__Work to complete__: Copy the data below exactly, omitting any picture it contains.

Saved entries

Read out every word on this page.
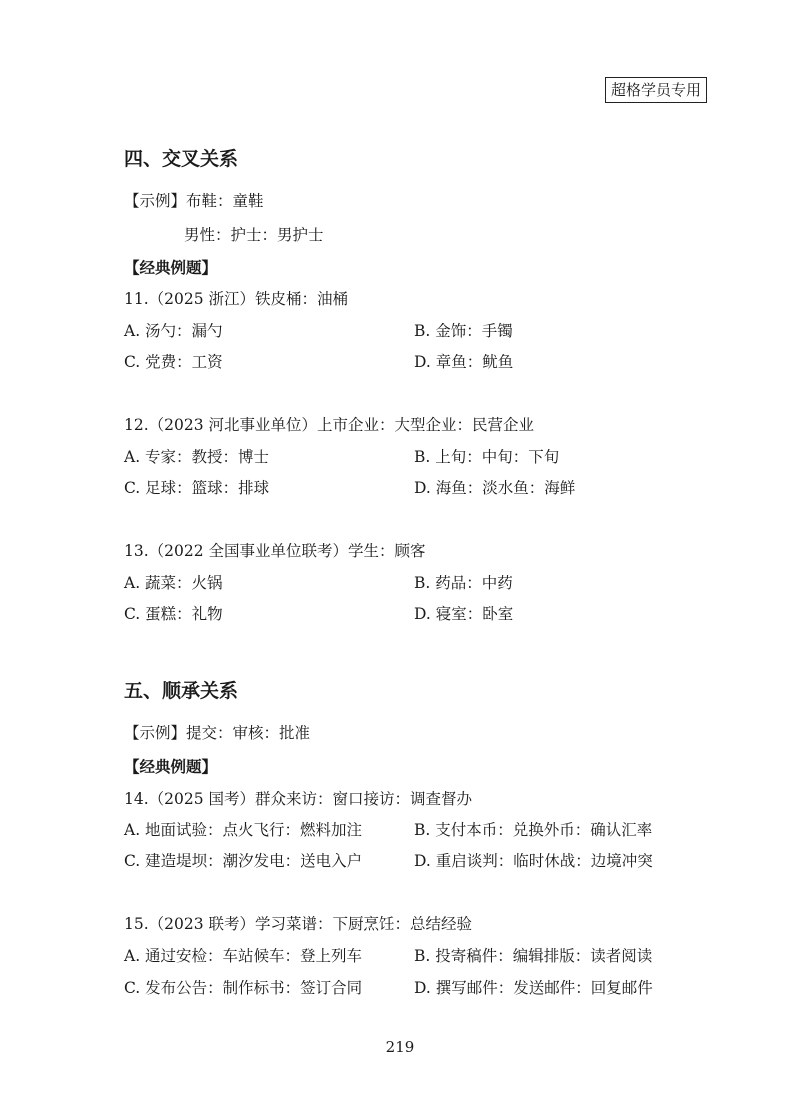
超格学员专用
四、交叉关系
【示例】布鞋：童鞋
男性：护士：男护士
【经典例题】
11.（2025 浙江）铁皮桶：油桶
A. 汤勺：漏勺	B. 金饰：手镯
C. 党费：工资	D. 章鱼：鱿鱼
12.（2023 河北事业单位）上市企业：大型企业：民营企业
A. 专家：教授：博士	B. 上旬：中旬：下旬
C. 足球：篮球：排球	D. 海鱼：淡水鱼：海鲜
13.（2022 全国事业单位联考）学生：顾客
A. 蔬菜：火锅	B. 药品：中药
C. 蛋糕：礼物	D. 寝室：卧室
五、顺承关系
【示例】提交：审核：批准
【经典例题】
14.（2025 国考）群众来访：窗口接访：调查督办
A. 地面试验：点火飞行：燃料加注	B. 支付本币：兑换外币：确认汇率
C. 建造堤坝：潮汐发电：送电入户	D. 重启谈判：临时休战：边境冲突
15.（2023 联考）学习菜谱：下厨烹饪：总结经验
A. 通过安检：车站候车：登上列车	B. 投寄稿件：编辑排版：读者阅读
C. 发布公告：制作标书：签订合同	D. 撰写邮件：发送邮件：回复邮件
219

__Result of this exercise__:
Read out every word on this page.
超格学员专用
四、交叉关系
【示例】布鞋：童鞋
男性：护士：男护士
【经典例题】
11.（2025 浙江）铁皮桶：油桶
A. 汤勺：漏勺	B. 金饰：手镯
C. 党费：工资	D. 章鱼：鱿鱼
12.（2023 河北事业单位）上市企业：大型企业：民营企业
A. 专家：教授：博士	B. 上旬：中旬：下旬
C. 足球：篮球：排球	D. 海鱼：淡水鱼：海鲜
13.（2022 全国事业单位联考）学生：顾客
A. 蔬菜：火锅	B. 药品：中药
C. 蛋糕：礼物	D. 寝室：卧室
五、顺承关系
【示例】提交：审核：批准
【经典例题】
14.（2025 国考）群众来访：窗口接访：调查督办
A. 地面试验：点火飞行：燃料加注	B. 支付本币：兑换外币：确认汇率
C. 建造堤坝：潮汐发电：送电入户	D. 重启谈判：临时休战：边境冲突
15.（2023 联考）学习菜谱：下厨烹饪：总结经验
A. 通过安检：车站候车：登上列车	B. 投寄稿件：编辑排版：读者阅读
C. 发布公告：制作标书：签订合同	D. 撰写邮件：发送邮件：回复邮件
219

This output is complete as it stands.